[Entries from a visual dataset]
----------------------------------------

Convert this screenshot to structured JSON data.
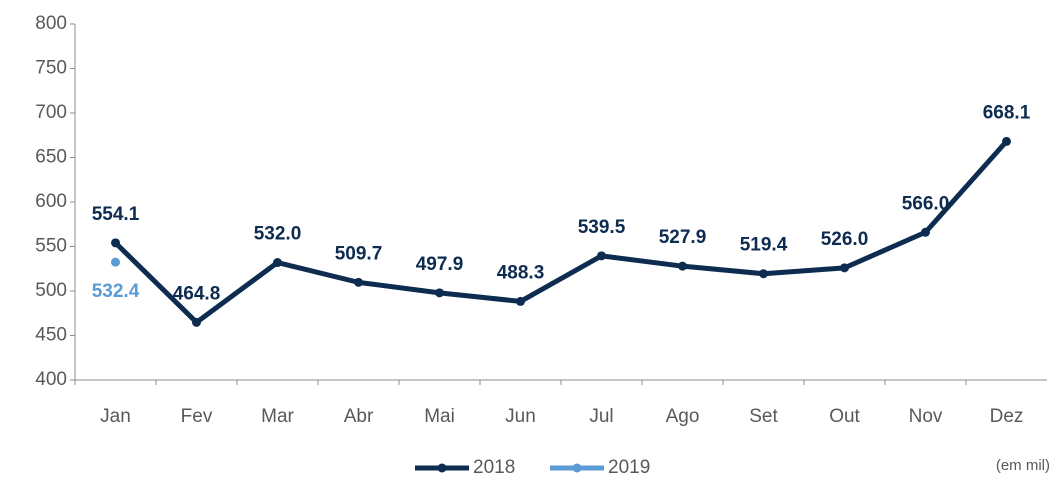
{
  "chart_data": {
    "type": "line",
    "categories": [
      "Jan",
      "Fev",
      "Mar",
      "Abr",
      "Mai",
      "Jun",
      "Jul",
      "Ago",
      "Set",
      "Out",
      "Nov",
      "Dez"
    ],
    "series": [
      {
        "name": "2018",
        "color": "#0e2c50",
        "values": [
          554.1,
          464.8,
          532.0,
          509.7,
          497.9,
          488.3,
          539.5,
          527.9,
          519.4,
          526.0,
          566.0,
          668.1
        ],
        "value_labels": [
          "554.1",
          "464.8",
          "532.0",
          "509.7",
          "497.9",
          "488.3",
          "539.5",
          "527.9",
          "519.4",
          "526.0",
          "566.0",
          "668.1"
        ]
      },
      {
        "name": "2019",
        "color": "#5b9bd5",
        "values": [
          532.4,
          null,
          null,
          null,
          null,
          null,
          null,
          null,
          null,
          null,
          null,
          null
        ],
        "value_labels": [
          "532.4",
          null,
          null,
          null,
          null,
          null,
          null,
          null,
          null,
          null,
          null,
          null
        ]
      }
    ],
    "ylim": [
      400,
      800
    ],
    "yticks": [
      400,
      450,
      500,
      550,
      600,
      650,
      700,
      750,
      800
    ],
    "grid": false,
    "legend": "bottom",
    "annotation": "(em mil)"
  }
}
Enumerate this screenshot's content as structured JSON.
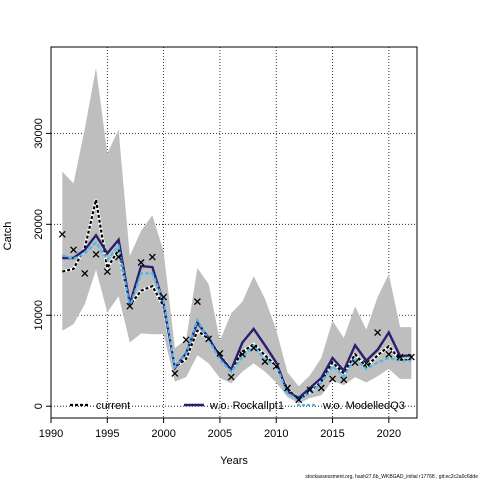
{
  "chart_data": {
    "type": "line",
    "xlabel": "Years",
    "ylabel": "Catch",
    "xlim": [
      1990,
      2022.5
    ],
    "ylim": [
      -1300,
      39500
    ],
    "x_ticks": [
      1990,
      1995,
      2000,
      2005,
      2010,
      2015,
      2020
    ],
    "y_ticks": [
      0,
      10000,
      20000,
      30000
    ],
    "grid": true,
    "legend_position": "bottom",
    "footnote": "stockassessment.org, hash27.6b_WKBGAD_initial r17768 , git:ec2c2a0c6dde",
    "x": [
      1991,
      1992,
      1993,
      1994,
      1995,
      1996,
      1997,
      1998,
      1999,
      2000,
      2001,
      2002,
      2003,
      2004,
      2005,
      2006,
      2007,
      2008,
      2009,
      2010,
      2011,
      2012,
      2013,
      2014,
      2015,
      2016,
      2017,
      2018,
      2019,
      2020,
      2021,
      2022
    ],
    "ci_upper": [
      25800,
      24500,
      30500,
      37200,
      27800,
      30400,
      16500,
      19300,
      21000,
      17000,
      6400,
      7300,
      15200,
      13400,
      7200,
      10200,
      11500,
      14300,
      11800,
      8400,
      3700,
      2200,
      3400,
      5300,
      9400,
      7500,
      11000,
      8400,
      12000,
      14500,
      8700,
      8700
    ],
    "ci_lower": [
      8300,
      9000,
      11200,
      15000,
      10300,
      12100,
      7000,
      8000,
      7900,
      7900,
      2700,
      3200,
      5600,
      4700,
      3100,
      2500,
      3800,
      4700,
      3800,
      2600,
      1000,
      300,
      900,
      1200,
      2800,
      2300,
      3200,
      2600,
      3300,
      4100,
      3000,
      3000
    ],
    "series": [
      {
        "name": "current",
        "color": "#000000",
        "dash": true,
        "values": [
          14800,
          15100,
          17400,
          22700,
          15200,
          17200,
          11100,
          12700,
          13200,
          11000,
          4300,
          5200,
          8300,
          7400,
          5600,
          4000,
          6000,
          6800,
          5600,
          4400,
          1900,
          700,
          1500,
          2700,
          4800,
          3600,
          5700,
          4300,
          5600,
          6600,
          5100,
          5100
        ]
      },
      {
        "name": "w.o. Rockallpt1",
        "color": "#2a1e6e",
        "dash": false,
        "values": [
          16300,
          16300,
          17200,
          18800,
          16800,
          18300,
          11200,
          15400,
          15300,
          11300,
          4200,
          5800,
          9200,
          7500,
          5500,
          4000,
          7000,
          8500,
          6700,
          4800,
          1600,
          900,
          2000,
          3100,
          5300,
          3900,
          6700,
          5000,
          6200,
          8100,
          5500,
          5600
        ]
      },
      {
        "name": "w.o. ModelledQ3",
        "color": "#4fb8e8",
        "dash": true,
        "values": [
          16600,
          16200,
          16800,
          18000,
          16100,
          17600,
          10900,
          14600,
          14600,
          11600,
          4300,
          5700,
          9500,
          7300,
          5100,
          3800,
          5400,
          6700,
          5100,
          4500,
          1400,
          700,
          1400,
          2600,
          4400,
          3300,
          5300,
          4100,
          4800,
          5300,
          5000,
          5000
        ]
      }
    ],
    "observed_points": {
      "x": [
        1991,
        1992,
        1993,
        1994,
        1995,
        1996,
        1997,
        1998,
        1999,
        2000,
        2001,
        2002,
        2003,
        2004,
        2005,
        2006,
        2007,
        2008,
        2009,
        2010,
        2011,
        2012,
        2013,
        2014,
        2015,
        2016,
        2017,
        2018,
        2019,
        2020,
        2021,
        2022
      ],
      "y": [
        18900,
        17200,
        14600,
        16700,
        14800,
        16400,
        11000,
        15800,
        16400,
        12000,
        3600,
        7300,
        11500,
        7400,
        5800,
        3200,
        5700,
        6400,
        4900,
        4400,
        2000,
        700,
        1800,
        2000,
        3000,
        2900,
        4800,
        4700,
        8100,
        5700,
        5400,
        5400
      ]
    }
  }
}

----------------------------------------

DIRECTIONS> Say how many lines of the data hold the string "name". Reply with the number alone.

OUTPUT OF THE EXERCISE> 5